Each line containing the word "text" should be found and copied.
-- Begin --
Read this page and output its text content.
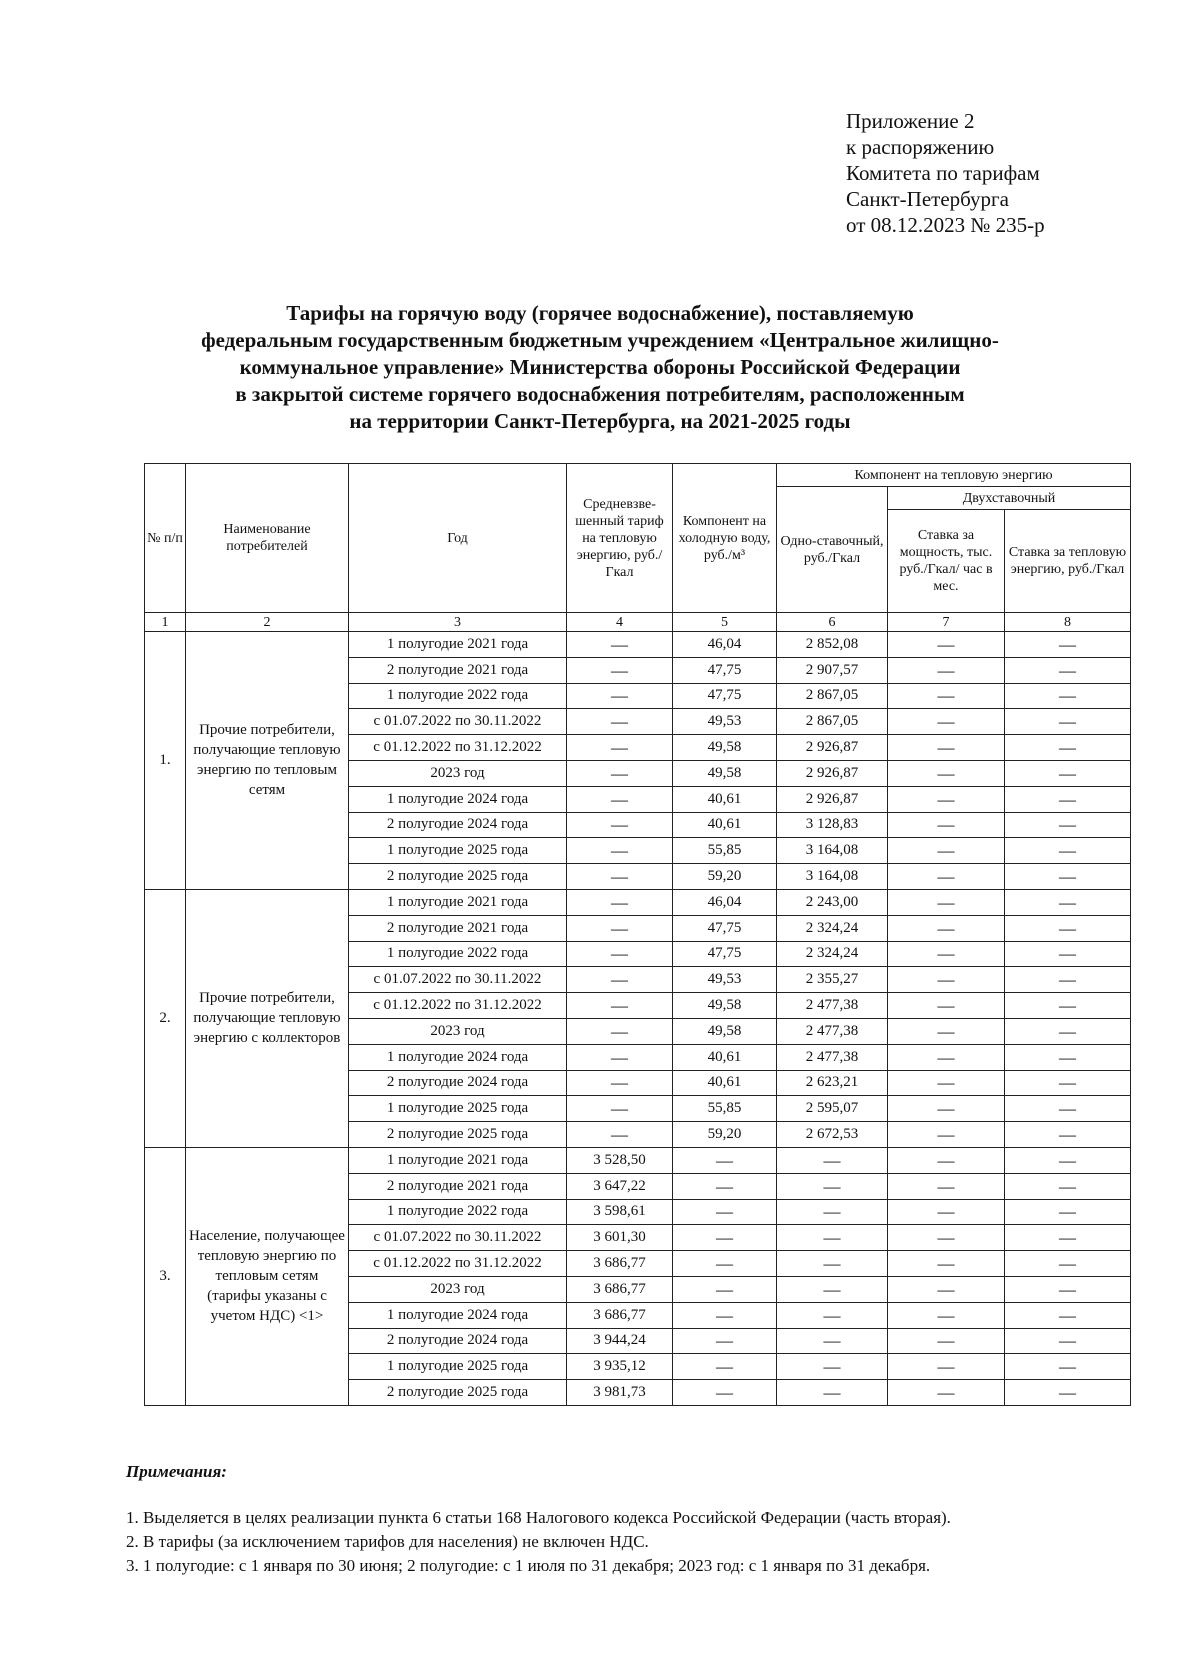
Приложение 2
к распоряжению
Комитета по тарифам
Санкт-Петербурга
от 08.12.2023 № 235-р
Тарифы на горячую воду (горячее водоснабжение), поставляемую
федеральным государственным бюджетным учреждением «Центральное жилищно-
коммунальное управление» Министерства обороны Российской Федерации
в закрытой системе горячего водоснабжения потребителям, расположенным
на территории Санкт-Петербурга, на 2021-2025 годы
№ п/п	Наименование потребителей	Год	Средневзве-шенный тариф на тепловую энергию, руб./Гкал	Компонент на холодную воду, руб./м³	Компонент на тепловую энергию		
					Одно-ставочный, руб./Гкал	Двухставочный	
						Ставка за мощность, тыс. руб./Гкал/ час в мес.	Ставка за тепловую энергию, руб./Гкал
1	2	3	4	5	6	7	8
1.	Прочие потребители, получающие тепловую энергию по тепловым сетям	1 полугодие 2021 года	—	46,04	2 852,08	—	—
		2 полугодие 2021 года	—	47,75	2 907,57	—	—
		1 полугодие 2022 года	—	47,75	2 867,05	—	—
		с 01.07.2022 по 30.11.2022	—	49,53	2 867,05	—	—
		с 01.12.2022 по 31.12.2022	—	49,58	2 926,87	—	—
		2023 год	—	49,58	2 926,87	—	—
		1 полугодие 2024 года	—	40,61	2 926,87	—	—
		2 полугодие 2024 года	—	40,61	3 128,83	—	—
		1 полугодие 2025 года	—	55,85	3 164,08	—	—
		2 полугодие 2025 года	—	59,20	3 164,08	—	—
2.	Прочие потребители, получающие тепловую энергию с коллекторов	1 полугодие 2021 года	—	46,04	2 243,00	—	—
		2 полугодие 2021 года	—	47,75	2 324,24	—	—
		1 полугодие 2022 года	—	47,75	2 324,24	—	—
		с 01.07.2022 по 30.11.2022	—	49,53	2 355,27	—	—
		с 01.12.2022 по 31.12.2022	—	49,58	2 477,38	—	—
		2023 год	—	49,58	2 477,38	—	—
		1 полугодие 2024 года	—	40,61	2 477,38	—	—
		2 полугодие 2024 года	—	40,61	2 623,21	—	—
		1 полугодие 2025 года	—	55,85	2 595,07	—	—
		2 полугодие 2025 года	—	59,20	2 672,53	—	—
3.	Население, получающее тепловую энергию по тепловым сетям (тарифы указаны с учетом НДС) <1>	1 полугодие 2021 года	3 528,50	—	—	—	—
		2 полугодие 2021 года	3 647,22	—	—	—	—
		1 полугодие 2022 года	3 598,61	—	—	—	—
		с 01.07.2022 по 30.11.2022	3 601,30	—	—	—	—
		с 01.12.2022 по 31.12.2022	3 686,77	—	—	—	—
		2023 год	3 686,77	—	—	—	—
		1 полугодие 2024 года	3 686,77	—	—	—	—
		2 полугодие 2024 года	3 944,24	—	—	—	—
		1 полугодие 2025 года	3 935,12	—	—	—	—
		2 полугодие 2025 года	3 981,73	—	—	—	—
Примечания:
1. Выделяется в целях реализации пункта 6 статьи 168 Налогового кодекса Российской Федерации (часть вторая).
2. В тарифы (за исключением тарифов для населения) не включен НДС.
3. 1 полугодие: с 1 января по 30 июня; 2 полугодие: с 1 июля по 31 декабря; 2023 год: с 1 января по 31 декабря.
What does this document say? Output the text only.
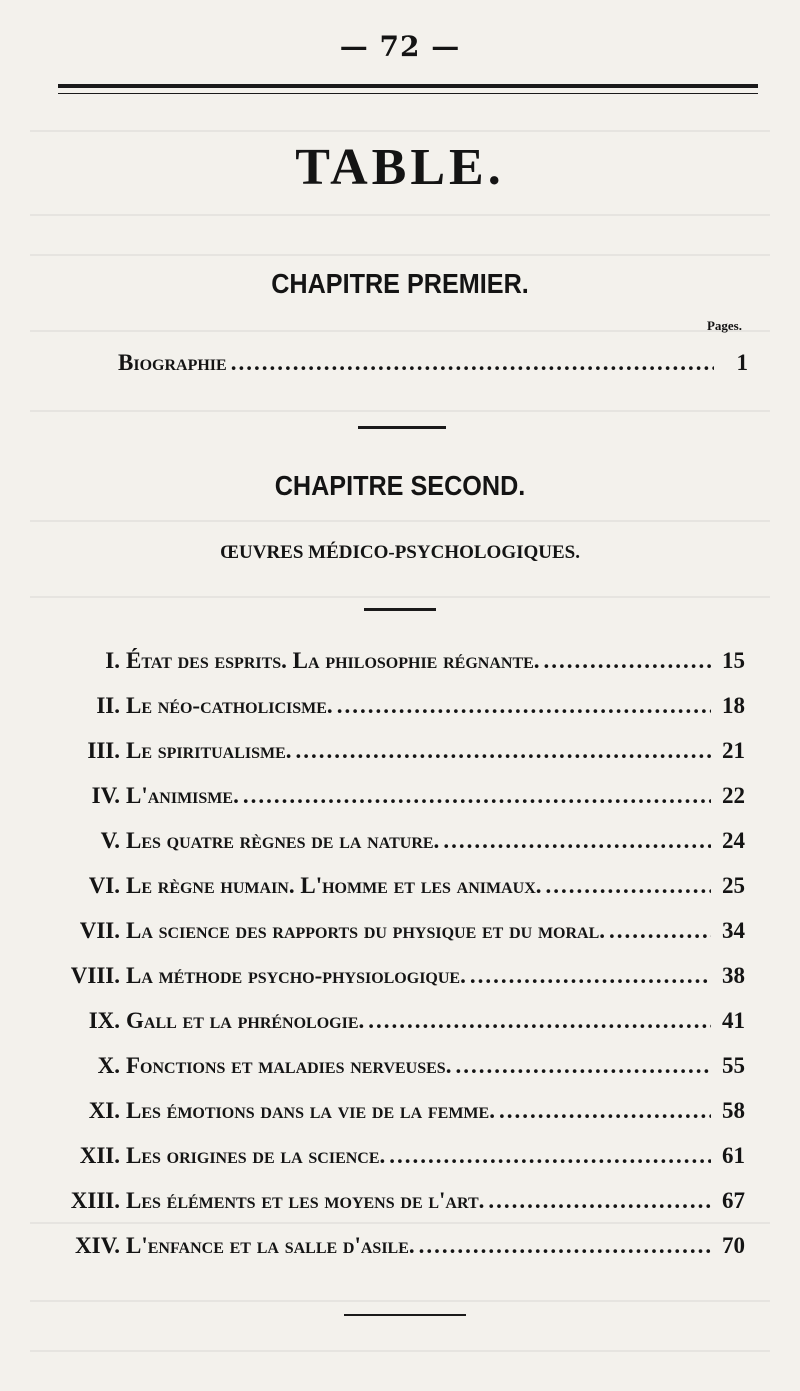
— 72 —
TABLE.
CHAPITRE PREMIER.
Pages.
Biographie .....	1
CHAPITRE SECOND.
ŒUVRES MÉDICO-PSYCHOLOGIQUES.
I. État des esprits. La philosophie régnante. .....	15
II. Le néo-catholicisme. .....	18
III. Le spiritualisme. .....	21
IV. L'animisme. .....	22
V. Les quatre règnes de la nature. .....	24
VI. Le règne humain. L'homme et les animaux. .....	25
VII. La science des rapports du physique et du moral. .....	34
VIII. La méthode psycho-physiologique. .....	38
IX. Gall et la phrénologie. .....	41
X. Fonctions et maladies nerveuses. .....	55
XI. Les émotions dans la vie de la femme. .....	58
XII. Les origines de la science. .....	61
XIII. Les éléments et les moyens de l'art. .....	67
XIV. L'enfance et la salle d'asile. .....	70
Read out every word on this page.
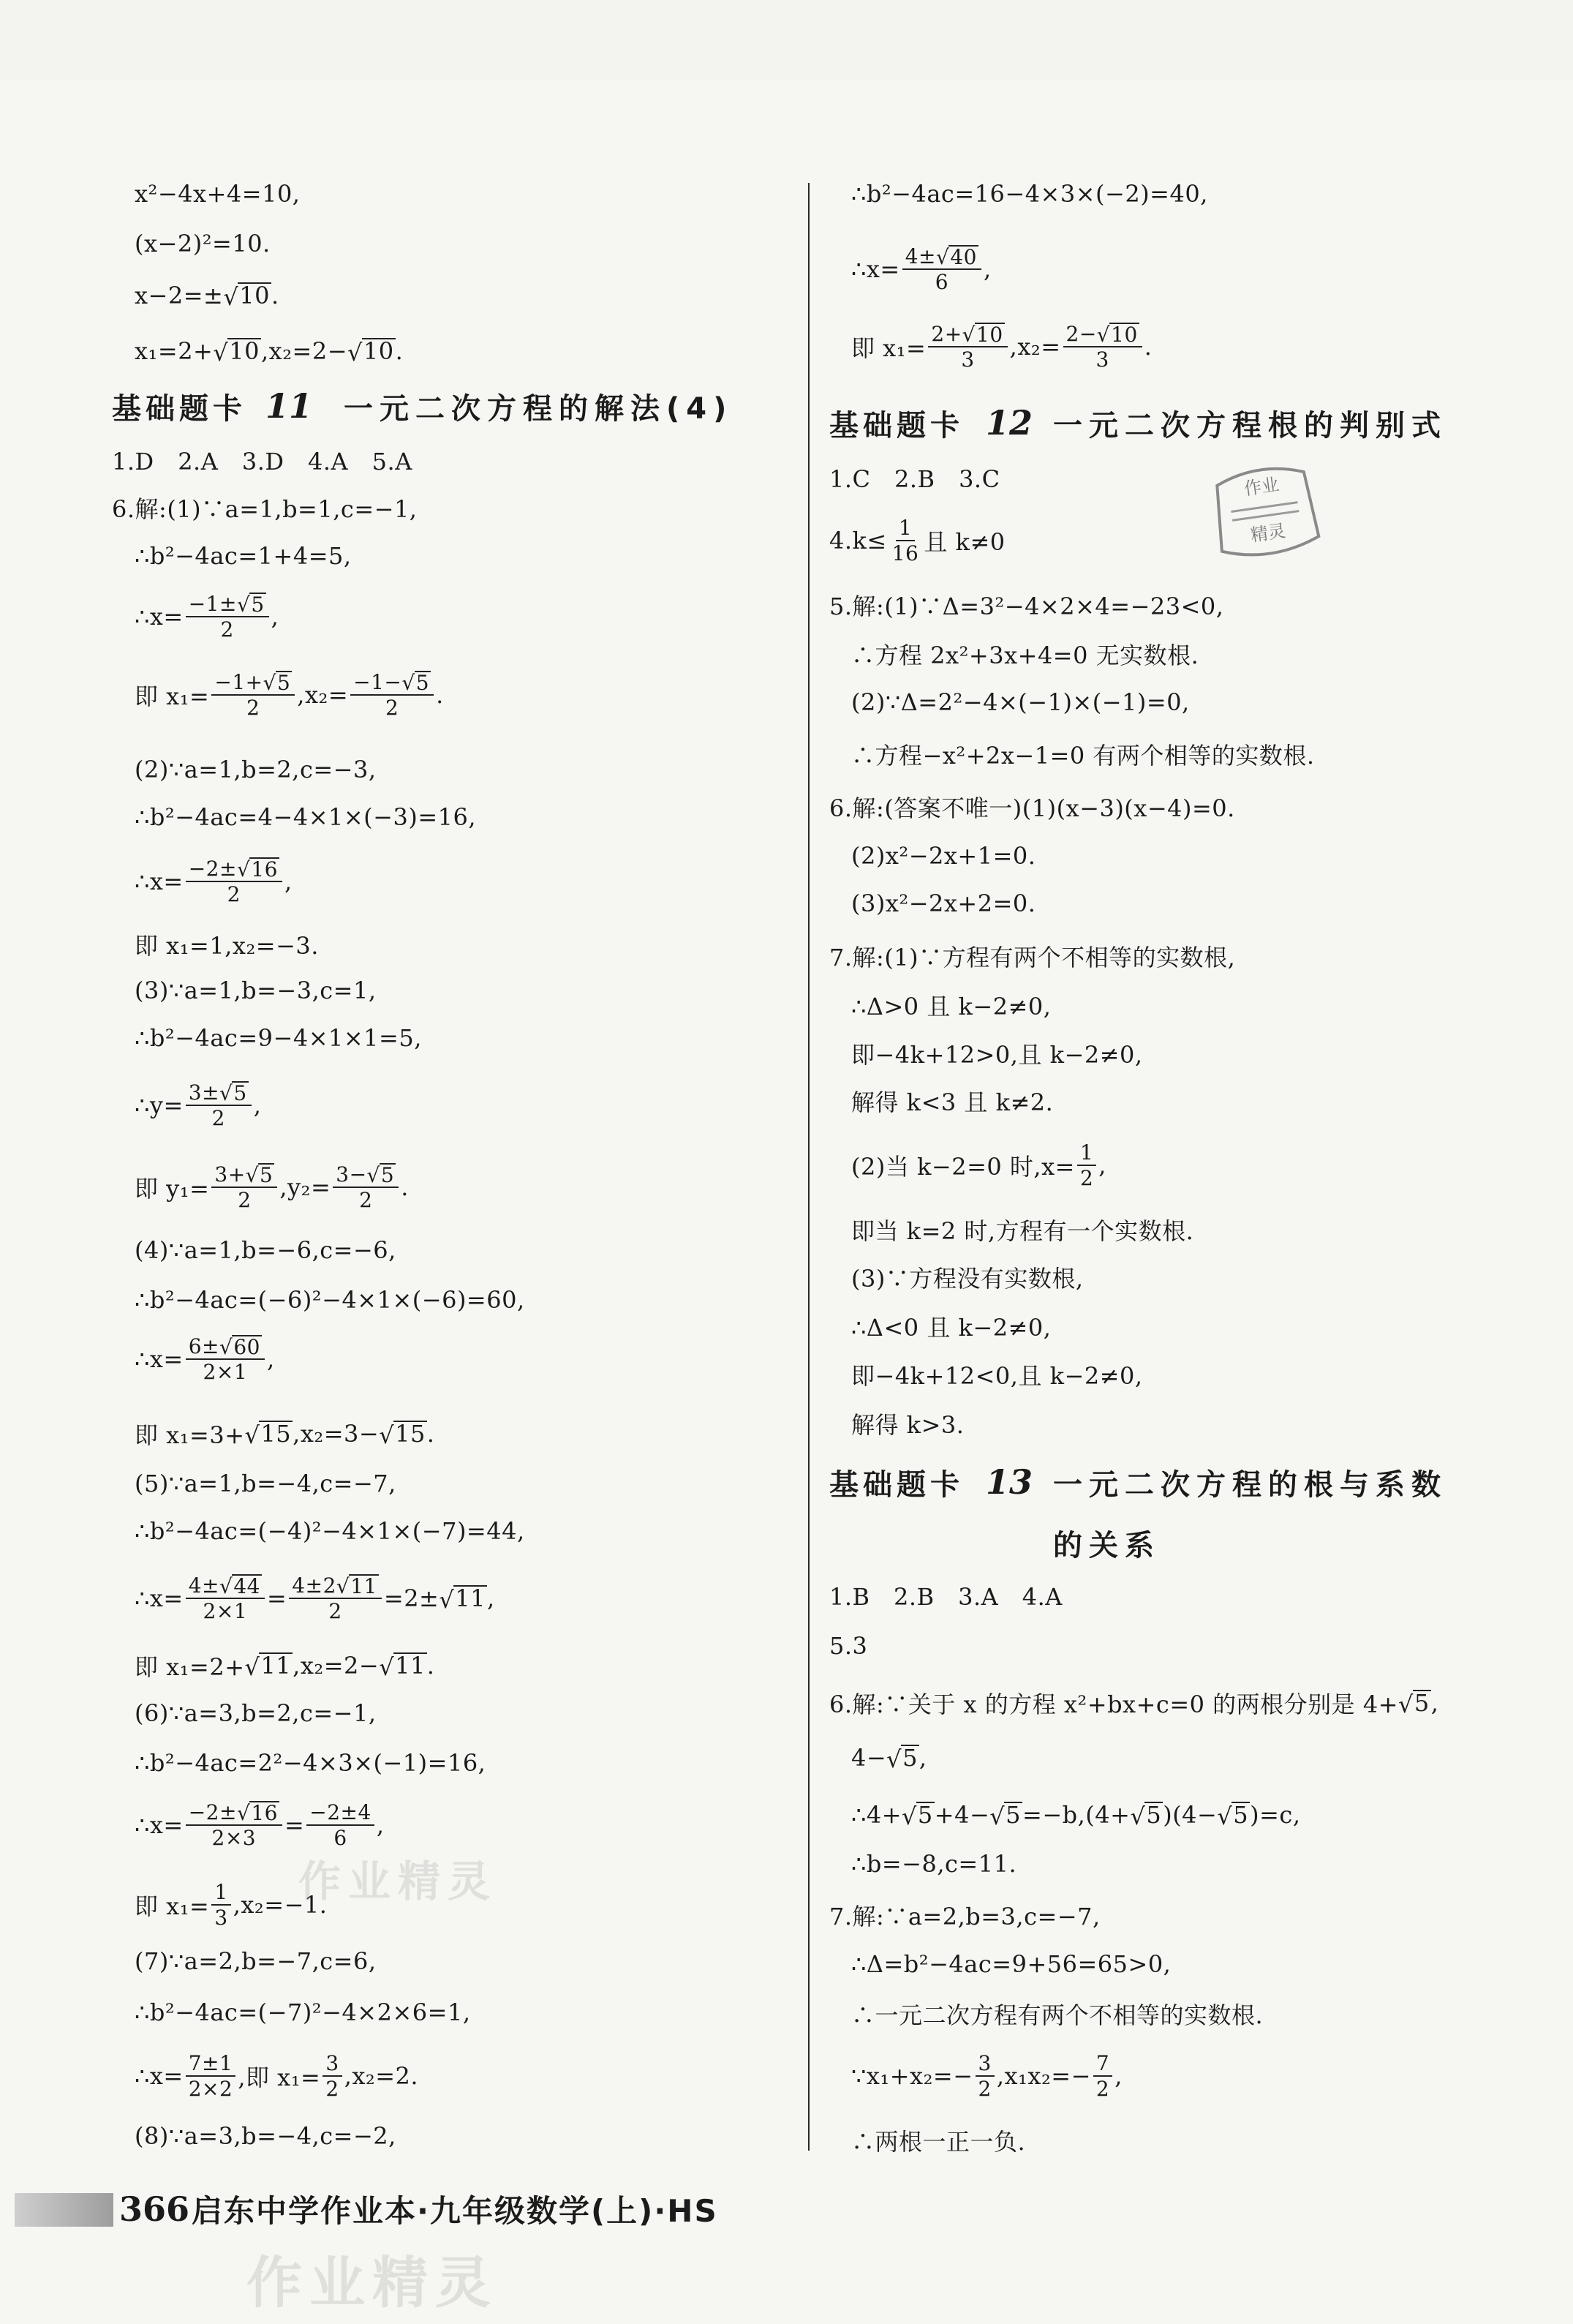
x²−4x+4=10,
(x−2)²=10.
x−2=± √ 10 .
x₁=2+ √ 10 ,x₂=2− √ 10 .
基础题卡 11 一元二次方程的解法(4)
1.D　2.A　3.D　4.A　5.A
6.解:(1)∵a=1,b=1,c=−1,
∴b²−4ac=1+4=5,
∴x= $\frac{-1\pm √ 5}{2}$ ,
即 $x_1= \frac{-1+ √ 5}{2} ,x_2= \frac{-1- √ 5}{2}$ .
(2)∵a=1,b=2,c=−3,
∴b²−4ac=4−4×1×(−3)=16,
∴x= $\frac{-2\pm √ 16}{2}$ ,
即 x₁=1,x₂=−3.
(3)∵a=1,b=−3,c=1,
∴b²−4ac=9−4×1×1=5,
∴y= $\frac{3\pm √ 5}{2}$ ,
即 $y_1= \frac{3+ √ 5}{2} ,y_2= \frac{3- √ 5}{2}$ .
(4)∵a=1,b=−6,c=−6,
∴b²−4ac=(−6)²−4×1×(−6)=60,
∴x= $\frac{6\pm √ 60}{2\times 1}$ ,
即 x₁=3+ √ 15 ,x₂=3− √ 15 .
(5)∵a=1,b=−4,c=−7,
∴b²−4ac=(−4)²−4×1×(−7)=44,
∴x= $\frac{4\pm √ 44}{2\times 1} = \frac{4\pm 2 √ 11}{2} =2\pm$ √ 11 ,
即 x₁=2+ √ 11 ,x₂=2− √ 11 .
(6)∵a=3,b=2,c=−1,
∴b²−4ac=2²−4×3×(−1)=16,
∴x= $\frac{-2\pm √ 16}{2\times 3} = \frac{-2\pm 4}{6}$ ,
即 $x_1= \frac{1}{3} ,x_2=-1$.
(7)∵a=2,b=−7,c=6,
∴b²−4ac=(−7)²−4×2×6=1,
∴x= $\frac{7\pm 1}{2\times 2}$ ,即 $x_1= \frac{3}{2} ,x_2=2$.
(8)∵a=3,b=−4,c=−2,
∴b²−4ac=16−4×3×(−2)=40,
∴x= $\frac{4\pm √ 40}{6}$ ,
即 $x_1= \frac{2+ √ 10}{3} ,x_2= \frac{2- √ 10}{3}$ .
基础题卡 12 一元二次方程根的判别式
1.C　2.B　3.C
$4.k\le \frac{1}{16}$ 且 k≠0
5.解:(1)∵Δ=3²−4×2×4=−23<0,
∴方程 2x²+3x+4=0 无实数根.
(2)∵Δ=2²−4×(−1)×(−1)=0,
∴方程−x²+2x−1=0 有两个相等的实数根.
6.解:(答案不唯一)(1)(x−3)(x−4)=0.
(2)x²−2x+1=0.
(3)x²−2x+2=0.
7.解:(1)∵方程有两个不相等的实数根,
∴Δ>0 且 k−2≠0,
即−4k+12>0,且 k−2≠0,
解得 k<3 且 k≠2.
(2)当 k−2=0 时$,x= \frac{1}{2}$ ,
即当 k=2 时,方程有一个实数根.
(3)∵方程没有实数根,
∴Δ<0 且 k−2≠0,
即−4k+12<0,且 k−2≠0,
解得 k>3.
基础题卡 13 一元二次方程的根与系数
的关系
1.B　2.B　3.A　4.A
5.3
6.解:∵关于 x 的方程 x²+bx+c=0 的两根分别是 4+ √ 5 ,
4− √ 5 ,
∴4+ √ 5 +4− √ 5 =−b,(4+ √ 5 )(4− √ 5 )=c,
∴b=−8,c=11.
7.解:∵a=2,b=3,c=−7,
∴Δ=b²−4ac=9+56=65>0,
∴一元二次方程有两个不相等的实数根.
∵x₁+x₂=− $\frac{3}{2} ,x_1x_2=- \frac{7}{2}$ ,
∴两根一正一负.
作业
精灵
作业精灵
作业精灵
366 启东中学作业本·九年级数学(上)·HS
-- End --
* Completed exercise *
Read this page and output its text content.
What does this document say? Output the text only.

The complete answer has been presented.